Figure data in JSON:
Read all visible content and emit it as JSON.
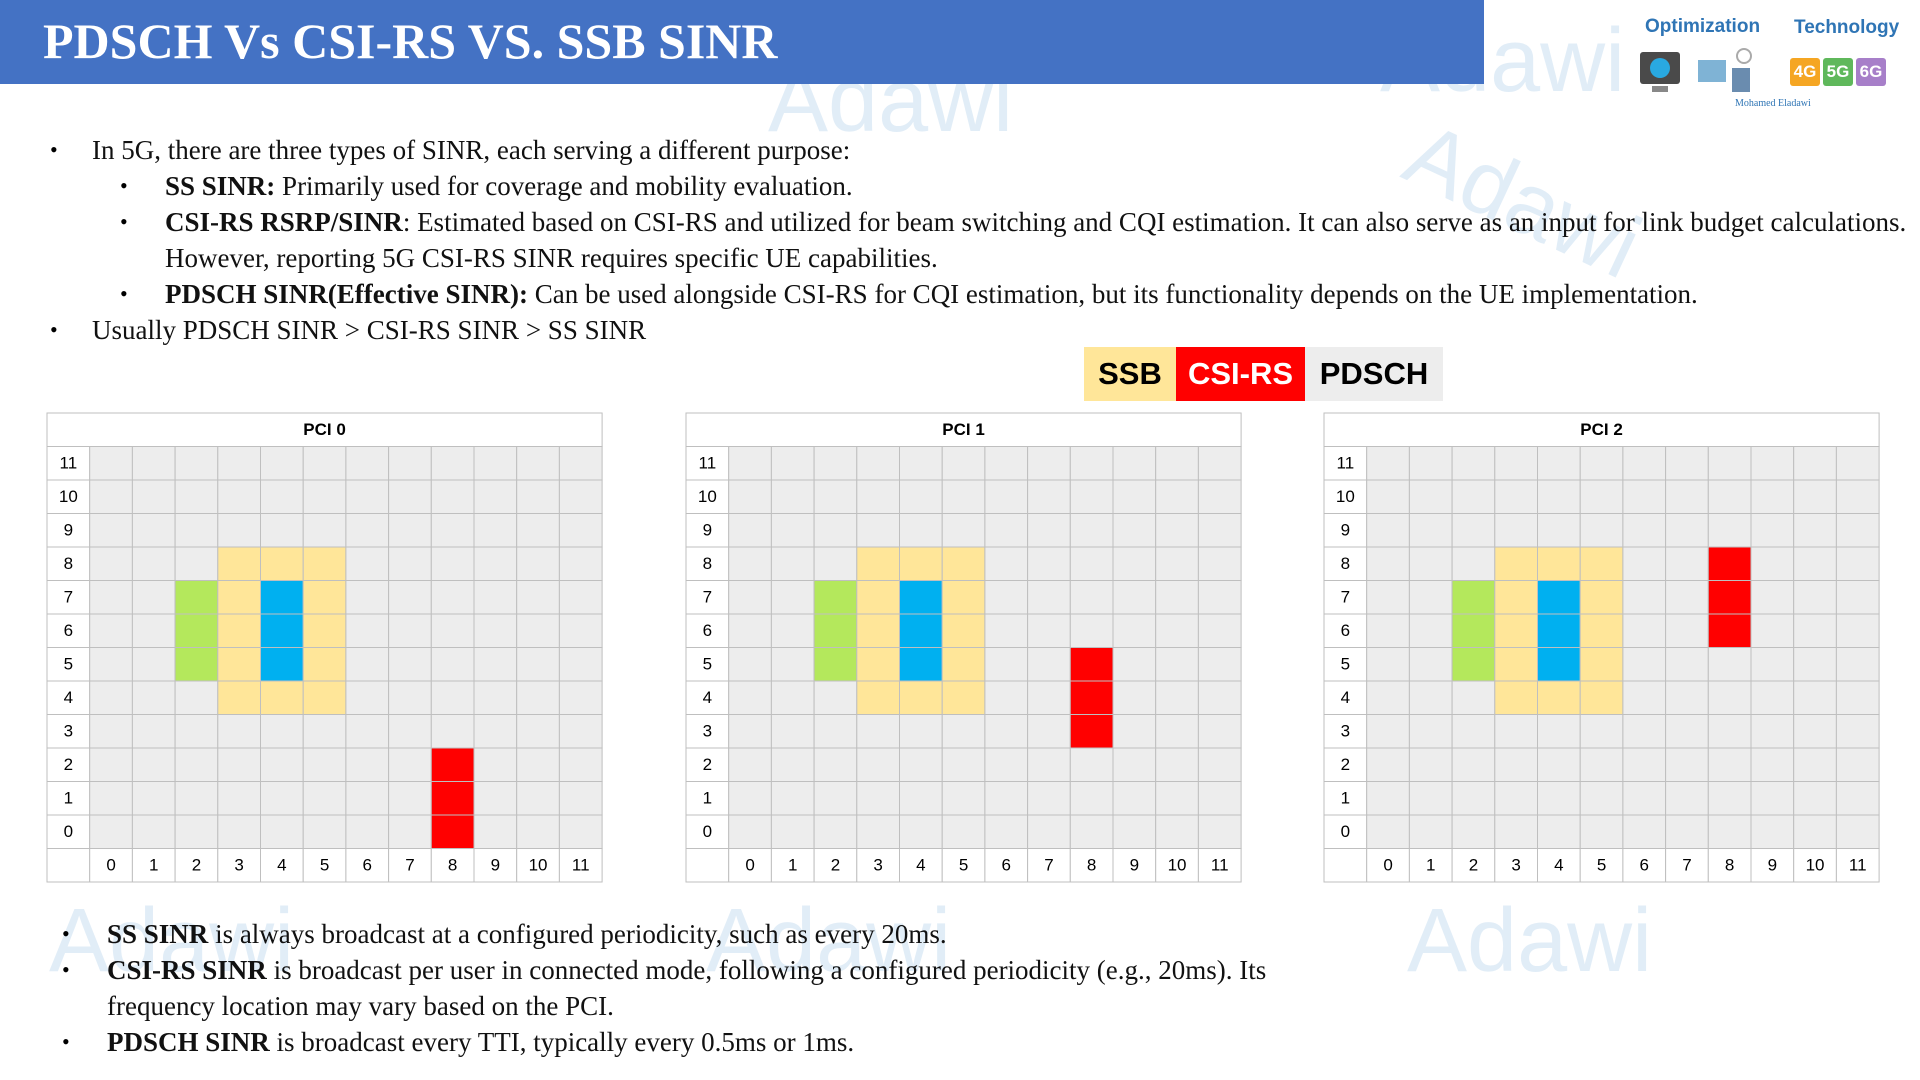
{
  "header": {
    "title": "PDSCH Vs CSI-RS VS. SSB SINR"
  },
  "logo": {
    "left": "Optimization",
    "right": "Technology",
    "author": "Mohamed Eladawi",
    "badges": [
      "4G",
      "5G",
      "6G"
    ]
  },
  "watermark": "Adawi",
  "intro": [
    {
      "text": "In 5G, there are three types of SINR, each serving a different purpose:",
      "items": [
        {
          "bold": "SS SINR:",
          "text": " Primarily used for coverage and mobility evaluation."
        },
        {
          "bold": "CSI-RS RSRP/SINR",
          "text": ": Estimated based on CSI-RS and utilized for beam switching and CQI estimation. It can also serve as an input for link budget calculations. However, reporting 5G CSI-RS SINR requires specific UE capabilities."
        },
        {
          "bold": "PDSCH SINR(Effective SINR):",
          "text": " Can be used alongside CSI-RS for CQI estimation, but its functionality depends on the UE implementation."
        }
      ]
    },
    {
      "text": "Usually PDSCH SINR > CSI-RS SINR > SS SINR",
      "items": []
    }
  ],
  "legend": [
    "SSB",
    "CSI-RS",
    "PDSCH"
  ],
  "grid_axis": {
    "rows": [
      11,
      10,
      9,
      8,
      7,
      6,
      5,
      4,
      3,
      2,
      1,
      0
    ],
    "columns": [
      0,
      1,
      2,
      3,
      4,
      5,
      6,
      7,
      8,
      9,
      10,
      11
    ]
  },
  "grids": [
    {
      "title": "PCI 0"
    },
    {
      "title": "PCI 1"
    },
    {
      "title": "PCI 2"
    }
  ],
  "notes": [
    {
      "bold": "SS SINR",
      "text": " is always broadcast at a configured periodicity, such as every 20ms."
    },
    {
      "bold": "CSI-RS SINR",
      "text": " is broadcast per user in connected mode, following a configured periodicity (e.g., 20ms). Its frequency location may vary based on the PCI."
    },
    {
      "bold": "PDSCH SINR",
      "text": " is broadcast every TTI, typically every 0.5ms or 1ms."
    }
  ]
}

# THE PROBLEM:
Copy the records word for word, leaving no picture in the copy.

# THE COMPLETED TASK:
Read all visible content and emit it as JSON.
{
  "header": {
    "title": "PDSCH Vs CSI-RS VS. SSB SINR"
  },
  "logo": {
    "left": "Optimization",
    "right": "Technology",
    "author": "Mohamed Eladawi",
    "badges": [
      "4G",
      "5G",
      "6G"
    ]
  },
  "watermark": "Adawi",
  "intro": [
    {
      "text": "In 5G, there are three types of SINR, each serving a different purpose:",
      "items": [
        {
          "bold": "SS SINR:",
          "text": " Primarily used for coverage and mobility evaluation."
        },
        {
          "bold": "CSI-RS RSRP/SINR",
          "text": ": Estimated based on CSI-RS and utilized for beam switching and CQI estimation. It can also serve as an input for link budget calculations. However, reporting 5G CSI-RS SINR requires specific UE capabilities."
        },
        {
          "bold": "PDSCH SINR(Effective SINR):",
          "text": " Can be used alongside CSI-RS for CQI estimation, but its functionality depends on the UE implementation."
        }
      ]
    },
    {
      "text": "Usually PDSCH SINR > CSI-RS SINR > SS SINR",
      "items": []
    }
  ],
  "legend": [
    "SSB",
    "CSI-RS",
    "PDSCH"
  ],
  "grid_axis": {
    "rows": [
      11,
      10,
      9,
      8,
      7,
      6,
      5,
      4,
      3,
      2,
      1,
      0
    ],
    "columns": [
      0,
      1,
      2,
      3,
      4,
      5,
      6,
      7,
      8,
      9,
      10,
      11
    ]
  },
  "grids": [
    {
      "title": "PCI 0"
    },
    {
      "title": "PCI 1"
    },
    {
      "title": "PCI 2"
    }
  ],
  "notes": [
    {
      "bold": "SS SINR",
      "text": " is always broadcast at a configured periodicity, such as every 20ms."
    },
    {
      "bold": "CSI-RS SINR",
      "text": " is broadcast per user in connected mode, following a configured periodicity (e.g., 20ms). Its frequency location may vary based on the PCI."
    },
    {
      "bold": "PDSCH SINR",
      "text": " is broadcast every TTI, typically every 0.5ms or 1ms."
    }
  ]
}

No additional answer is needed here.